Aim of the task:
Your task is to tally the lines of the listing containing the word "EUROPEI" and report the figure alone.

Stored items:
**********
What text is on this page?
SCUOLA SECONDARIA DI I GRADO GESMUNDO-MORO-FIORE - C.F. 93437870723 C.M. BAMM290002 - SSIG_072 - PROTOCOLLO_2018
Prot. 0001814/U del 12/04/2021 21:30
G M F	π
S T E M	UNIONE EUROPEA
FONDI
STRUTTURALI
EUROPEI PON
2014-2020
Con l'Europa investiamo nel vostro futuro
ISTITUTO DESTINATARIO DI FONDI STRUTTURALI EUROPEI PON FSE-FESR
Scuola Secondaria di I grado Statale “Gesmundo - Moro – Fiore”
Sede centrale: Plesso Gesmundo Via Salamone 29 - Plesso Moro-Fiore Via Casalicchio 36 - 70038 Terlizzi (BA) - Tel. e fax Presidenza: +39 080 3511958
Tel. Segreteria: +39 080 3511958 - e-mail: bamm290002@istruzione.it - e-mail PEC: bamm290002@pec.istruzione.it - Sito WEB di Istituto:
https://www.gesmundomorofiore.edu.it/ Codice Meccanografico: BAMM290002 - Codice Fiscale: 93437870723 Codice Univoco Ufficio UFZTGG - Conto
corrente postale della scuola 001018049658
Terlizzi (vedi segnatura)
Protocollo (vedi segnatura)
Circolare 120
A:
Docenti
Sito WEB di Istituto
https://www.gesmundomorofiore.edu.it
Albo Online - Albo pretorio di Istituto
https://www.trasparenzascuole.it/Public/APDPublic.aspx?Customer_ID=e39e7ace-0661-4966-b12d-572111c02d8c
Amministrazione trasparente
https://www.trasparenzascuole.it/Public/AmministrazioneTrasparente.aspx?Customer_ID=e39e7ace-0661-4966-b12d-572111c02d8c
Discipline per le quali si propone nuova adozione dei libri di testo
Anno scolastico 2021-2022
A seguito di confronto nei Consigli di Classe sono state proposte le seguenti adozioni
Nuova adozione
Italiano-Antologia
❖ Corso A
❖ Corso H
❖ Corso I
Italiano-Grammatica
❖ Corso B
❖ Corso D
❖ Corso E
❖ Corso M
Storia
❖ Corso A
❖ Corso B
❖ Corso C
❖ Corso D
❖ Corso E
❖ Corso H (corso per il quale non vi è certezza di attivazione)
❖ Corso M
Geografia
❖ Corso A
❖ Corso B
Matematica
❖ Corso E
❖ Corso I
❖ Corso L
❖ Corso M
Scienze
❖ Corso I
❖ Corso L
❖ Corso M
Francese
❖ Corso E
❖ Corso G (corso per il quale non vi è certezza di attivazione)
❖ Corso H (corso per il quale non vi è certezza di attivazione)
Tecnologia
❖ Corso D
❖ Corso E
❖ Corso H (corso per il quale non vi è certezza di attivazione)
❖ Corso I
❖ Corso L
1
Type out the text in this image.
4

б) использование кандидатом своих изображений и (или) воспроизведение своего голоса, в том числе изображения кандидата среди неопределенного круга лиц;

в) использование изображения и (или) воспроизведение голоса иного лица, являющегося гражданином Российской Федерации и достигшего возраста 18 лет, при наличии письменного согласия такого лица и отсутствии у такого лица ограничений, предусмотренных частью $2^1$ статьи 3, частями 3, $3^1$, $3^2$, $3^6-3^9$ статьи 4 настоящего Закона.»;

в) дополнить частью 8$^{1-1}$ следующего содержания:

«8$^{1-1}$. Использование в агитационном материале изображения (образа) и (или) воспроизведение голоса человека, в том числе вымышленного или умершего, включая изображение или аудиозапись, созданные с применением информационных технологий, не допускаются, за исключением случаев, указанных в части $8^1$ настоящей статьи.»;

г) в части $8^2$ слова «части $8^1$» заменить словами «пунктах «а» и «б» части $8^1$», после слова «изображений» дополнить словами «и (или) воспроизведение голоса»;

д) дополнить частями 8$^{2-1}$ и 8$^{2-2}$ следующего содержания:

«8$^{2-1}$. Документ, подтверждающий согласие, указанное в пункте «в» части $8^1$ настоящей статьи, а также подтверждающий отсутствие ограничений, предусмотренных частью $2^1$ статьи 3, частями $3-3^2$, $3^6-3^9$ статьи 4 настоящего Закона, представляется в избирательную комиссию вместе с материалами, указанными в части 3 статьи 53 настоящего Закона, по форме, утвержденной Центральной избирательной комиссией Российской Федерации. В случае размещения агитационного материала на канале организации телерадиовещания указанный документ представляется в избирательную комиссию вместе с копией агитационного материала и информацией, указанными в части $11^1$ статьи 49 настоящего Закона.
**********
Solution to this exercise:
2